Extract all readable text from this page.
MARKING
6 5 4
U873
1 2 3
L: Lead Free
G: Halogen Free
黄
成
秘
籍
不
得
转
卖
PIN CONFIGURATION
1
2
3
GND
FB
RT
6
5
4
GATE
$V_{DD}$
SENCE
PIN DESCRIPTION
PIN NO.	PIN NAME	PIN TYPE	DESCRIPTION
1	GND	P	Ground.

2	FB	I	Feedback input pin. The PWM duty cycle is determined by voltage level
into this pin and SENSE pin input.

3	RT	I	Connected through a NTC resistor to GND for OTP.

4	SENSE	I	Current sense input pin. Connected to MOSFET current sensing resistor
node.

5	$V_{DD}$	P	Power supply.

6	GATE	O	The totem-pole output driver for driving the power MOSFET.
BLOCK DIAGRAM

OBJECTIVE ->
Write the material out again word for word.

FULL RESPONSE ->
Extract all readable text from this page.
MARKING
6 5 4
U873
1 2 3
L: Lead Free
G: Halogen Free
黄
成
秘
籍
不
得
转
卖
PIN CONFIGURATION
1
2
3
GND
FB
RT
6
5
4
GATE
$V_{DD}$
SENCE
PIN DESCRIPTION
PIN NO.	PIN NAME	PIN TYPE	DESCRIPTION
1	GND	P	Ground.

2	FB	I	Feedback input pin. The PWM duty cycle is determined by voltage level
into this pin and SENSE pin input.

3	RT	I	Connected through a NTC resistor to GND for OTP.

4	SENSE	I	Current sense input pin. Connected to MOSFET current sensing resistor
node.

5	$V_{DD}$	P	Power supply.

6	GATE	O	The totem-pole output driver for driving the power MOSFET.
BLOCK DIAGRAM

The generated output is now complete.